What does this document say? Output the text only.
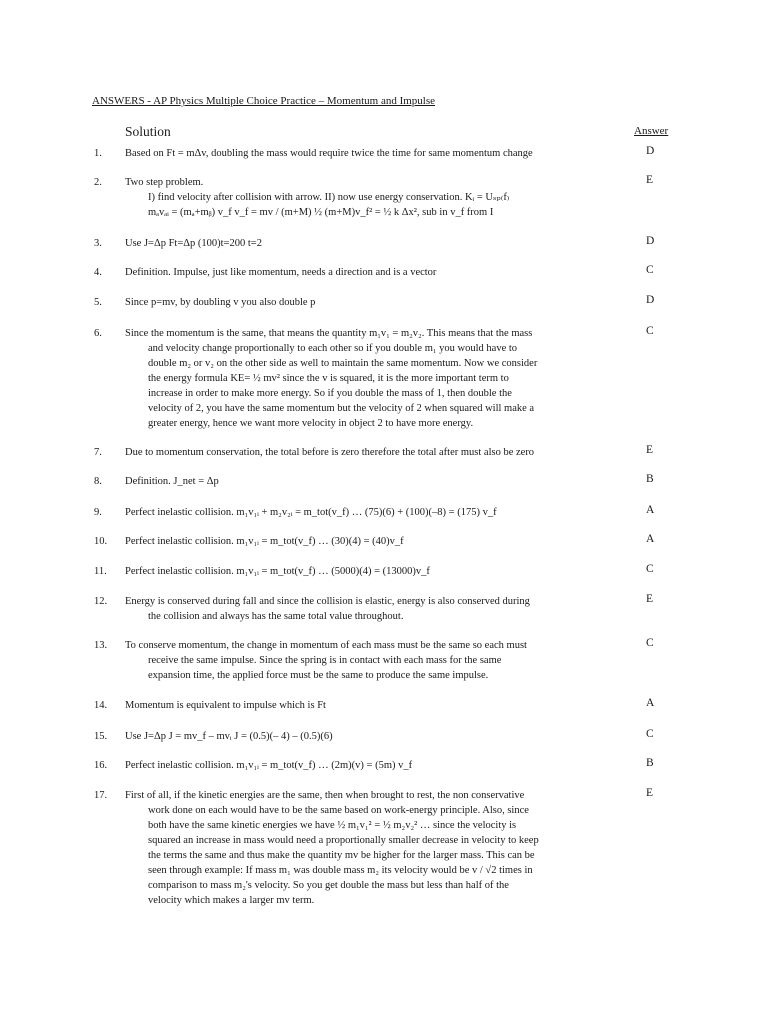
ANSWERS - AP Physics Multiple Choice Practice – Momentum and Impulse
Solution	Answer
1. Based on Ft = mΔv, doubling the mass would require twice the time for same momentum change	D
2. Two step problem.
I) find velocity after collision with arrow. II) now use energy conservation. Kᵢ = Uₛₚ₍f₎
mₐvₐᵢ = (mₐ+mᵦ) v_f v_f = mv / (m+M) ½ (m+M)v_f² = ½ k Δx², sub in v_f from I
E
3. Use J=Δp Ft=Δp (100)t=200 t=2	D
4. Definition. Impulse, just like momentum, needs a direction and is a vector	C
5. Since p=mv, by doubling v you also double p	D
6. Since the momentum is the same, that means the quantity m₁v₁ = m₂v₂. This means that the mass
and velocity change proportionally to each other so if you double m₁ you would have to
double m₂ or v₂ on the other side as well to maintain the same momentum. Now we consider
the energy formula KE= ½ mv² since the v is squared, it is the more important term to
increase in order to make more energy. So if you double the mass of 1, then double the
velocity of 2, you have the same momentum but the velocity of 2 when squared will make a
greater energy, hence we want more velocity in object 2 to have more energy.
C
7. Due to momentum conservation, the total before is zero therefore the total after must also be zero	E
8. Definition. J_net = Δp	B
9. Perfect inelastic collision. m₁v₁ᵢ + m₂v₂ᵢ = m_tot(v_f) … (75)(6) + (100)(–8) = (175) v_f	A
10. Perfect inelastic collision. m₁v₁ᵢ = m_tot(v_f) … (30)(4) = (40)v_f	A
11. Perfect inelastic collision. m₁v₁ᵢ = m_tot(v_f) … (5000)(4) = (13000)v_f	C
12. Energy is conserved during fall and since the collision is elastic, energy is also conserved during
the collision and always has the same total value throughout.
E
13. To conserve momentum, the change in momentum of each mass must be the same so each must
receive the same impulse. Since the spring is in contact with each mass for the same
expansion time, the applied force must be the same to produce the same impulse.
C
14. Momentum is equivalent to impulse which is Ft	A
15. Use J=Δp J = mv_f – mvᵢ J = (0.5)(– 4) – (0.5)(6)	C
16. Perfect inelastic collision. m₁v₁ᵢ = m_tot(v_f) … (2m)(v) = (5m) v_f	B
17. First of all, if the kinetic energies are the same, then when brought to rest, the non conservative
work done on each would have to be the same based on work-energy principle. Also, since
both have the same kinetic energies we have ½ m₁v₁² = ½ m₂v₂² … since the velocity is
squared an increase in mass would need a proportionally smaller decrease in velocity to keep
the terms the same and thus make the quantity mv be higher for the larger mass. This can be
seen through example: If mass m₁ was double mass m₂ its velocity would be v / √2 times in
comparison to mass m₂'s velocity. So you get double the mass but less than half of the
velocity which makes a larger mv term.
E
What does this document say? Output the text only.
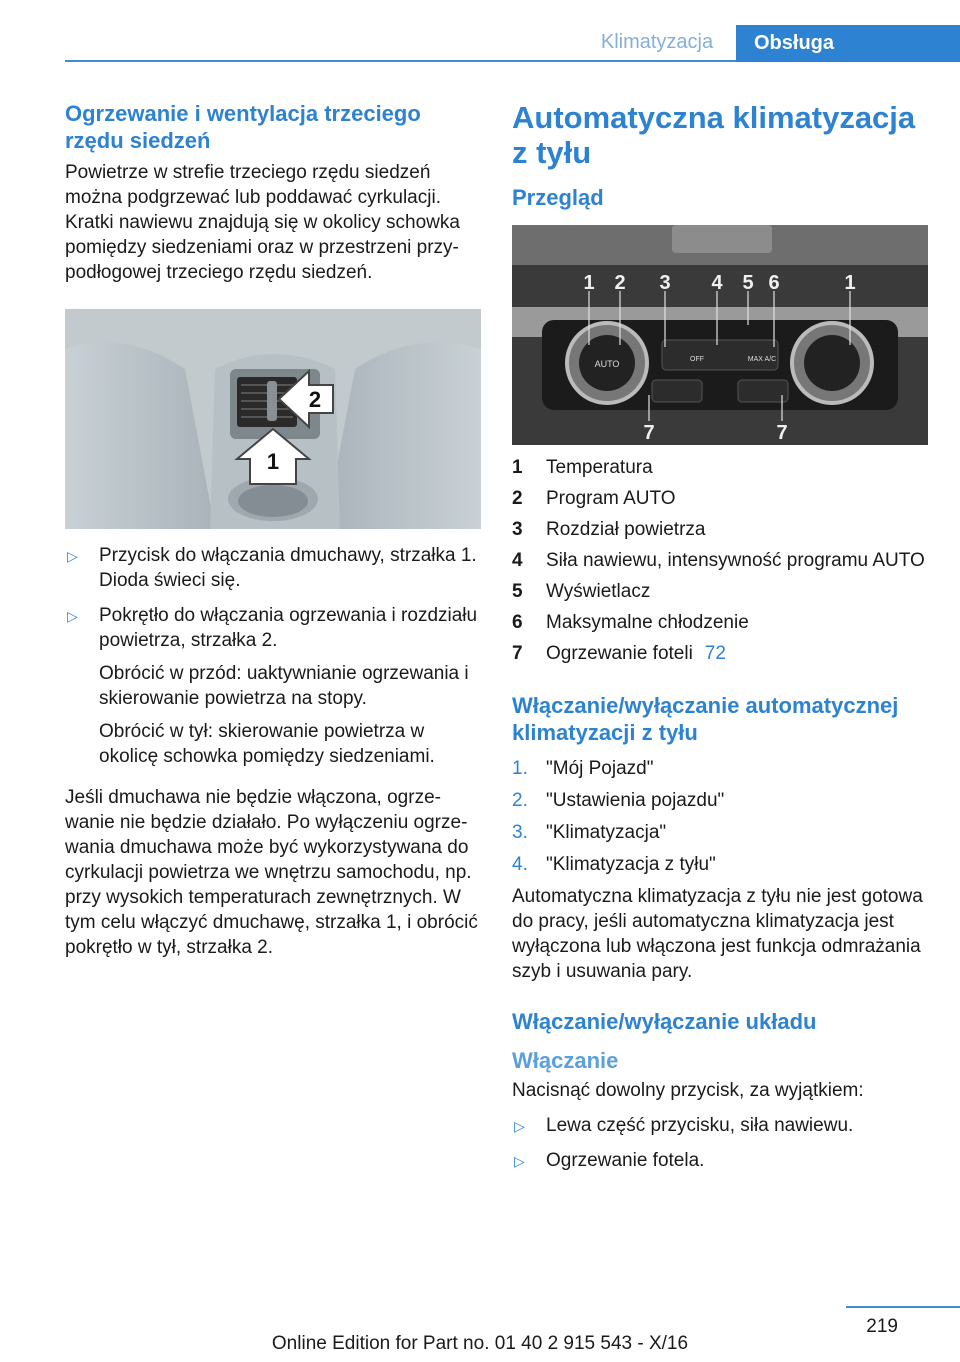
Klimatyzacja	Obsługa
Ogrzewanie i wentylacja trzeciego rzędu siedzeń

Powietrze w strefie trzeciego rzędu siedzeń można podgrzewać lub poddawać cyrkulacji. Kratki nawiewu znajdują się w okolicy schowka pomiędzy siedzeniami oraz w przestrzeni przypodłogowej trzeciego rzędu siedzeń.

1
2
▷ Przycisk do włączania dmuchawy, strzałka 1. Dioda świeci się.
▷ Pokrętło do włączania ogrzewania i rozdziału powietrza, strzałka 2.

Obrócić w przód: uaktywnianie ogrzewania i skierowanie powietrza na stopy.

Obrócić w tył: skierowanie powietrza w okolicę schowka pomiędzy siedzeniami.

Jeśli dmuchawa nie będzie włączona, ogrzewanie nie będzie działało. Po wyłączeniu ogrzewania dmuchawa może być wykorzystywana do cyrkulacji powietrza we wnętrzu samochodu, np. przy wysokich temperaturach zewnętrznych. W tym celu włączyć dmuchawę, strzałka 1, i obrócić pokrętło w tył, strzałka 2.

Automatyczna klimatyzacja z tyłu
Przegląd
AUTO	OFF	MAX A/C
1 2 3 4 5 6	1
7	7
1 Temperatura
2 Program AUTO
3 Rozdział powietrza
4 Siła nawiewu, intensywność programu AUTO
5 Wyświetlacz
6 Maksymalne chłodzenie
7 Ogrzewanie foteli 72
Włączanie/wyłączanie automatycznej klimatyzacji z tyłu
1. "Mój Pojazd"
2. "Ustawienia pojazdu"
3. "Klimatyzacja"
4. "Klimatyzacja z tyłu"

Automatyczna klimatyzacja z tyłu nie jest gotowa do pracy, jeśli automatyczna klimatyzacja jest wyłączona lub włączona jest funkcja odmrażania szyb i usuwania pary.

Włączanie/wyłączanie układu
Włączanie

Nacisnąć dowolny przycisk, za wyjątkiem:

▷ Lewa część przycisku, siła nawiewu.
▷ Ogrzewanie fotela.
219
Online Edition for Part no. 01 40 2 915 543 - X/16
_ _ _ _ _
### REQUIREMENT:
In the entries above, identify each line that includes the string "m₁v₁ᵢ", then copy it.

### CORRECT RESULT:
9. Perfect inelastic collision. m₁v₁ᵢ + m₂v₂ᵢ = m_tot(v_f) … (75)(6) + (100)(–8) = (175) v_f	A
10. Perfect inelastic collision. m₁v₁ᵢ = m_tot(v_f) … (30)(4) = (40)v_f	A
11. Perfect inelastic collision. m₁v₁ᵢ = m_tot(v_f) … (5000)(4) = (13000)v_f	C
16. Perfect inelastic collision. m₁v₁ᵢ = m_tot(v_f) … (2m)(v) = (5m) v_f	B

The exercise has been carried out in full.